EXERCISE DATA >>
[start]

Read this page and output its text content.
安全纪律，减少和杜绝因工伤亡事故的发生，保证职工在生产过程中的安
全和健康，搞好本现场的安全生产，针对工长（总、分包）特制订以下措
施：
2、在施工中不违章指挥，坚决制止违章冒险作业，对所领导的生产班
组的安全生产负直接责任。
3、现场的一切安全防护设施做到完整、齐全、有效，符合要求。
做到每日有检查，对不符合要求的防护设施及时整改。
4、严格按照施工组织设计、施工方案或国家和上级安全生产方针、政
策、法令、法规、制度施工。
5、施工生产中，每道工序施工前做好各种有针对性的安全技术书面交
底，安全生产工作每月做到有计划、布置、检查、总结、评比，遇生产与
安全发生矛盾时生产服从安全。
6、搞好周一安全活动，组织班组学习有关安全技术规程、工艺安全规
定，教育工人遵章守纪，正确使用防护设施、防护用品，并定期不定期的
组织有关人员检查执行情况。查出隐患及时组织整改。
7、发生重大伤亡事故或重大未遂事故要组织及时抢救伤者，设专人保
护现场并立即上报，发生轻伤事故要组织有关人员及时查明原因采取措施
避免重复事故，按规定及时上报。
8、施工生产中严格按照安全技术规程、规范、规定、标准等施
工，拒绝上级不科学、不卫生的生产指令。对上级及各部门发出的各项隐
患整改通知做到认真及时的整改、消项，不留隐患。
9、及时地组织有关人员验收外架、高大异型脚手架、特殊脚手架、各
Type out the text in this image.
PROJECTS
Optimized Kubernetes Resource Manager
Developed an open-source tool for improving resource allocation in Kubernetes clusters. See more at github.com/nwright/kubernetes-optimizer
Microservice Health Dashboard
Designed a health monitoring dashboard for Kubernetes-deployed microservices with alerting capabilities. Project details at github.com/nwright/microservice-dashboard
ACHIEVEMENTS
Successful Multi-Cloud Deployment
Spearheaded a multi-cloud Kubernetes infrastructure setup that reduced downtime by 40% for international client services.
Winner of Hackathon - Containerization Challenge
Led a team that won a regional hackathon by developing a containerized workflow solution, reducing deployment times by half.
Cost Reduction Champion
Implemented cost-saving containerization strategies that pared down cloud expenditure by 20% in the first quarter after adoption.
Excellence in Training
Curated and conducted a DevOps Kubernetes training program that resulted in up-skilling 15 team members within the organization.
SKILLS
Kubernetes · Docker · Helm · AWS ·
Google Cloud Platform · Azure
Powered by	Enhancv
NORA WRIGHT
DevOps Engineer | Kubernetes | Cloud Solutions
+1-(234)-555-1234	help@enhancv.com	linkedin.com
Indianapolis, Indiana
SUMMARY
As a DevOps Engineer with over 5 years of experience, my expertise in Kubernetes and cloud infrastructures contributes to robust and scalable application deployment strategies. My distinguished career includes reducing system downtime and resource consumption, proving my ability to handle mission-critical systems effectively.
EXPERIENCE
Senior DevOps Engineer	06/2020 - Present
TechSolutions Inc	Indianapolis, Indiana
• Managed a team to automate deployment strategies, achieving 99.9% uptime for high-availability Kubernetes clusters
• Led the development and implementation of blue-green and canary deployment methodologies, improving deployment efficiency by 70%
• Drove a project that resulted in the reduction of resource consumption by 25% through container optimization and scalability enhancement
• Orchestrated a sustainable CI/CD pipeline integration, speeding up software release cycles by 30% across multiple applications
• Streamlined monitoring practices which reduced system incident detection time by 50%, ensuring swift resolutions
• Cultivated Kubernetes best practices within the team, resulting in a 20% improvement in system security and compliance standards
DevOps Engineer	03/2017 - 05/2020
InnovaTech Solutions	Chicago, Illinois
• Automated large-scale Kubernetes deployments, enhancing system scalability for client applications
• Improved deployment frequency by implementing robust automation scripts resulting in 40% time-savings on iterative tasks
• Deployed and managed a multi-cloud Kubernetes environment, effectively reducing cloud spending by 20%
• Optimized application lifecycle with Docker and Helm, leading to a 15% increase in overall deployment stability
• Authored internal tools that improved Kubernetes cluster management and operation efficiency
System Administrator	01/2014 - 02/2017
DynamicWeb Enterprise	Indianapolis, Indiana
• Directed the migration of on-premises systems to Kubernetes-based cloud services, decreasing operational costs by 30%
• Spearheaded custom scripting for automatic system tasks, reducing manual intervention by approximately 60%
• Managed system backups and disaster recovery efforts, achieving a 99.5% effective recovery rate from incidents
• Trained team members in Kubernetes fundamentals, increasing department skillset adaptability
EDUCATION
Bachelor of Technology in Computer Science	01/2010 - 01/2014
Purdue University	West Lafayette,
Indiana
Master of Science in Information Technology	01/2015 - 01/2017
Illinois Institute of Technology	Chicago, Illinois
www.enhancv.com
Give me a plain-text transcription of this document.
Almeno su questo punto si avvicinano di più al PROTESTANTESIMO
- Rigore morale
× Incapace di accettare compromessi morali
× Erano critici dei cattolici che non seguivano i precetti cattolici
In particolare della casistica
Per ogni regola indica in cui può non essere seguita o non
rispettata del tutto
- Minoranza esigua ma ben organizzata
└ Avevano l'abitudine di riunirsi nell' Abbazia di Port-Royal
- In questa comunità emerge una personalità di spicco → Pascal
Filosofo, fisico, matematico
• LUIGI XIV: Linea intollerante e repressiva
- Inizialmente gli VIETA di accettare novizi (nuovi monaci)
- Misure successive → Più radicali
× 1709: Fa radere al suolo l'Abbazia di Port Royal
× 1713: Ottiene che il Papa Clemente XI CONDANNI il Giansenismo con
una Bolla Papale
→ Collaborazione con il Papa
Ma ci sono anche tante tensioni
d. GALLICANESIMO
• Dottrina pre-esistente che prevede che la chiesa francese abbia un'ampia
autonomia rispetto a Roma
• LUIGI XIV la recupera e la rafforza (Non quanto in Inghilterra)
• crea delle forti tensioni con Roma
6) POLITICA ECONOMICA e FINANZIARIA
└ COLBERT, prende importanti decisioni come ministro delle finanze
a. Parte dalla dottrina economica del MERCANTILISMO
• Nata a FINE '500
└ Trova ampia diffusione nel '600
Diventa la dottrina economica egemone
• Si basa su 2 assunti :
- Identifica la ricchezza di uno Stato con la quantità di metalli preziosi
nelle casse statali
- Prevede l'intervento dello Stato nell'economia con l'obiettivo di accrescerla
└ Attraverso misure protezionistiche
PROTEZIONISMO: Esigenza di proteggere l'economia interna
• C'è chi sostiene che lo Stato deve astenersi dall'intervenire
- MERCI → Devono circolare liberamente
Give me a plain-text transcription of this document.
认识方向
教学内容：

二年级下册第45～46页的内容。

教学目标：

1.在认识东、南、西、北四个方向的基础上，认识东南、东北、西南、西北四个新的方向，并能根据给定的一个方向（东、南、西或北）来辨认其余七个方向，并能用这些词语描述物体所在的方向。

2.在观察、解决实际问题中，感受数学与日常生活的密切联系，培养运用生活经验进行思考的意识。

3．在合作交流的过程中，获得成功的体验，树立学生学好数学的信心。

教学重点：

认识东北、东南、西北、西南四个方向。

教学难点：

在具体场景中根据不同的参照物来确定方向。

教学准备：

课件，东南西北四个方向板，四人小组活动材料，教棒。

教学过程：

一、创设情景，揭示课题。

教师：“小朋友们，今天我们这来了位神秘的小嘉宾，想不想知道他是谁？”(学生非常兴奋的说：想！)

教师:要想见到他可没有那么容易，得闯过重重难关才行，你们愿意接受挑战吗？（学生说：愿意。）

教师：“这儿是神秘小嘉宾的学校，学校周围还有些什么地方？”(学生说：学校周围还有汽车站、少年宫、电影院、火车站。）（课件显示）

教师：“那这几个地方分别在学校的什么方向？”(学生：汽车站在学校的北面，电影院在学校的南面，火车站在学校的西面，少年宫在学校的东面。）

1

[end]

WHAT IS ASKED >> Give the number of lines where the string "reducing" occurs, without any further text.

ANSWER BELOW >> 4